■ EXCERPT TO READ ■
#####

A display using a self-luminous thin film light-emitting element which emits light by being applied with current has been actively developed.
These light-emitting elements emit light by connecting an electrode to a single thin layer or multiple thin layers made from either or both of an organic material and an inorganic material and by applying current to the electrode. Such the thin film light-emitting element is a promising element in terms of low power consumption, a small footprint, visibility, or the like, and it is expected to bring about expansion of markets.
In the case of a light-emitting element having a multiple layered structure, functions of the layer are divided, consequently, a light-emitting element which emits light more efficiently than the conventional light-emitting element can be manufactured (for example, refer to non-patent document 1: C. W. Tang et al., “Applied Physics Letters”, Vol. 51, No. 12, pp. 913-915 (1987)).
A light-emitting element having a multiple layered structure is constructed by interposing a light emitting laminated body formed by a hole injecting layer, a hole transporting layer, a light-emitting layer, an electron transporting layer, an electron injecting layer, and the like between an anode and a cathode. Any of the hole injecting layer, the hole transporting layer, the electron transporting layer, and the electron injecting layer may not be used depending on an element configuration. The hole transporting layer and the electron transporting layer may serve as a light-emitting layer. In that case, a method for doping dye having high light emission efficiency to the electron transporting layer having a high carrier transporting property or the hole transporting layer is used. By using the method, a material which has high light emission efficiency but a low carrier transporting property can be used for forming the light-emitting layer (for example, refer to non-patent document 2: C. W. Tang et al., “Journal of Applied Physics”, Vol. 65, No. 9, pp. 3710-3716, (1989)).

#####

■ LISTED RECORDS ■
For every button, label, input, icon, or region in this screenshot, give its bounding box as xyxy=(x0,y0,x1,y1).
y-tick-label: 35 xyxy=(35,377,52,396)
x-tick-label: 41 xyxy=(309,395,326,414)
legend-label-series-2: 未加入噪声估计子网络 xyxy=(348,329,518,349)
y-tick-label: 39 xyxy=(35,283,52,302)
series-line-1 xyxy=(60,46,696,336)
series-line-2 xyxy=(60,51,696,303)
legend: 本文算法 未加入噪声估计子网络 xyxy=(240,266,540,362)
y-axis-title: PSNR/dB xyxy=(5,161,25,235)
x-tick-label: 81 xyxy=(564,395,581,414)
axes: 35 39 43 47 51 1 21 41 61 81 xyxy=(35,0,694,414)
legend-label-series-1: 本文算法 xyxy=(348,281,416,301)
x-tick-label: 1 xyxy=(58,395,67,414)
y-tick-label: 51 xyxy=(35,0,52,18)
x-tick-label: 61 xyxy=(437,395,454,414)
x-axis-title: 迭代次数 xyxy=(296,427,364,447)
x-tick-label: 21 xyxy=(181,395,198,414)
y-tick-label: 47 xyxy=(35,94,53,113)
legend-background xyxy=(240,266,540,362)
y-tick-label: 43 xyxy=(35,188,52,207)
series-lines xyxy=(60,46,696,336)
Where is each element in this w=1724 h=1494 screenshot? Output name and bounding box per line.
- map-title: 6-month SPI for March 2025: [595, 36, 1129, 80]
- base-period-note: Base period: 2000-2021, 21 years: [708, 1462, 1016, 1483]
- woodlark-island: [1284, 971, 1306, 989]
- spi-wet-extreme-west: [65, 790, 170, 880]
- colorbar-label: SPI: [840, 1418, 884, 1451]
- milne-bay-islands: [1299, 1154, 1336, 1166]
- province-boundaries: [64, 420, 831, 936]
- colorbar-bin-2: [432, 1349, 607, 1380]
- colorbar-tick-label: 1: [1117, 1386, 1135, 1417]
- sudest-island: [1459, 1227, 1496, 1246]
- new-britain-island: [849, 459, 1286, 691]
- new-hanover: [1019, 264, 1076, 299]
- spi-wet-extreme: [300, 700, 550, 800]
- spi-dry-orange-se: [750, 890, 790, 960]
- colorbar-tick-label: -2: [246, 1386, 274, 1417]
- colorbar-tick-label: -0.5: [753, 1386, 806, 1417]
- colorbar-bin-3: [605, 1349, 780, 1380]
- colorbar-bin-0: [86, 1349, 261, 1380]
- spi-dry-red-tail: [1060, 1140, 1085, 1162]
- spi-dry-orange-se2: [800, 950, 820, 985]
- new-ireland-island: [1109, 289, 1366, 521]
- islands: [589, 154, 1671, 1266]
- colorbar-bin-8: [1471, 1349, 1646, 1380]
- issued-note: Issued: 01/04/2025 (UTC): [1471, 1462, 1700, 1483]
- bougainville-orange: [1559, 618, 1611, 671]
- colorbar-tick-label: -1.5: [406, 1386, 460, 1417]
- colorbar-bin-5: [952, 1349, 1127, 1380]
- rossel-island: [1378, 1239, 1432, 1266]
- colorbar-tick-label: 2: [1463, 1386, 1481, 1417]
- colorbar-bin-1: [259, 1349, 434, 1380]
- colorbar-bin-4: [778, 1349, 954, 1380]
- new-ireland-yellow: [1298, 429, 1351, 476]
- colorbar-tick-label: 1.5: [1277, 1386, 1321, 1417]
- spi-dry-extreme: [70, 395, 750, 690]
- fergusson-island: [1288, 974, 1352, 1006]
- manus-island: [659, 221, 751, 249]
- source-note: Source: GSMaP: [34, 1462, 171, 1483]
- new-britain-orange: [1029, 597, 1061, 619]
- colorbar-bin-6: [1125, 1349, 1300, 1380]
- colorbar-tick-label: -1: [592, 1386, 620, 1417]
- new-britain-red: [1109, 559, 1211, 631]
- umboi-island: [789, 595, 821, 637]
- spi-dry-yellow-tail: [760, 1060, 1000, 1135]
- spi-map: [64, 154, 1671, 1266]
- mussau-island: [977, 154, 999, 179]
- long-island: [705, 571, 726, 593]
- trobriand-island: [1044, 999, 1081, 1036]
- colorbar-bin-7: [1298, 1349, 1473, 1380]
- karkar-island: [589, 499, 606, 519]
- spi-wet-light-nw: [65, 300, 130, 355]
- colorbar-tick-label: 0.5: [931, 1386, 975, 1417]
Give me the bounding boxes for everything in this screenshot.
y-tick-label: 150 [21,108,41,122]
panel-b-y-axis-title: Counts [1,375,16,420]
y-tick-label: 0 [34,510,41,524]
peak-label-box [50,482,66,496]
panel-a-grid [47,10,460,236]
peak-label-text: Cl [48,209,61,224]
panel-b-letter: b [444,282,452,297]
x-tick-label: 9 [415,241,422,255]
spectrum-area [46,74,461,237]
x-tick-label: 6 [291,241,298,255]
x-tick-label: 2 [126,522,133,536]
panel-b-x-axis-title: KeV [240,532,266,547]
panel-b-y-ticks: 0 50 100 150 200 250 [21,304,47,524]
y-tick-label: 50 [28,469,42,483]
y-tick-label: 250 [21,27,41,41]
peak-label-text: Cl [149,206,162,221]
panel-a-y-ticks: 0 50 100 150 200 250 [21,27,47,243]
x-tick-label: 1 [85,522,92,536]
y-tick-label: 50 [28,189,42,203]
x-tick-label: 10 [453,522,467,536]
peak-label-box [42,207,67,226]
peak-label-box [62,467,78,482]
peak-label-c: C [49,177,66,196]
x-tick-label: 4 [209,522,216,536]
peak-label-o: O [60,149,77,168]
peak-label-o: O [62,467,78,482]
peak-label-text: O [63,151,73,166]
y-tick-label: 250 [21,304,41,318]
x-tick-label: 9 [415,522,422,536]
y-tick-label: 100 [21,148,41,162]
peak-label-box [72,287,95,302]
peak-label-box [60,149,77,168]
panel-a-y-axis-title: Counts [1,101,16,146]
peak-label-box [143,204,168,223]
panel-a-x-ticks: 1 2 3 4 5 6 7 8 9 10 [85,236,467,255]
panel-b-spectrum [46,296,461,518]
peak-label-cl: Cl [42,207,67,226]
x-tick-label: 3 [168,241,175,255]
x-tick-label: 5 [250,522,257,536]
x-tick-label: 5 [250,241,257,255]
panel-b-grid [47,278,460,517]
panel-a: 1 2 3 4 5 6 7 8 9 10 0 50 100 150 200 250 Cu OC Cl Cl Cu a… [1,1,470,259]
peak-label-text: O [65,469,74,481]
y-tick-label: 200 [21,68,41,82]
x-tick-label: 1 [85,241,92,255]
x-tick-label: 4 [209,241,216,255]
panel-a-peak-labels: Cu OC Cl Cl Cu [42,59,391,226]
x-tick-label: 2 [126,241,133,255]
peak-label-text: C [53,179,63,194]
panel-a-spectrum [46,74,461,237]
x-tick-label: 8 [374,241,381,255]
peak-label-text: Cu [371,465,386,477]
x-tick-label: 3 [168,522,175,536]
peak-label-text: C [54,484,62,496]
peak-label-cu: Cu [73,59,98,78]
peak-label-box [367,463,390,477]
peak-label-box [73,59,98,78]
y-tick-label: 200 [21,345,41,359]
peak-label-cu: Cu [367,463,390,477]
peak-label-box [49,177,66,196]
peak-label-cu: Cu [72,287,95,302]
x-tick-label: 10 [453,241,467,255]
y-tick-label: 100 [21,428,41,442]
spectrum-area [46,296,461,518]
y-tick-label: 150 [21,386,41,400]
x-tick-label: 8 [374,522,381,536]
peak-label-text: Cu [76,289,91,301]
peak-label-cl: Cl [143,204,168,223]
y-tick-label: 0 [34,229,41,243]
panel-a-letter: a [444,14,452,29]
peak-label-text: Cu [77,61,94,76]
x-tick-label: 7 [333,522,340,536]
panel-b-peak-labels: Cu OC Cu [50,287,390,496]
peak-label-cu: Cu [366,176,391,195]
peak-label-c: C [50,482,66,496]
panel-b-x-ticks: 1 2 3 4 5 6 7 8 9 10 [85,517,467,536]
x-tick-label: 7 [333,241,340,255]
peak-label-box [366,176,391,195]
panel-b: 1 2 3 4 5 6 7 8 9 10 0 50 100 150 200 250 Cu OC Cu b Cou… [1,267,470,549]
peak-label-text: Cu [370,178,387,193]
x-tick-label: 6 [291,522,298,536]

#####

■ PROBLEM DETAILS ■
Can you output the stretch of the passage on thin film light-emitting elements from "In the case" through "pp. 913-915 (1987)).", word for word? You won't need the items for this.

■ PROBLEM SOLUTION ■
In the case of a light-emitting element having a multiple layered structure, functions of the layer are divided, consequently, a light-emitting element which emits light more efficiently than the conventional light-emitting element can be manufactured (for example, refer to non-patent document 1: C. W. Tang et al., “Applied Physics Letters”, Vol. 51, No. 12, pp. 913-915 (1987)).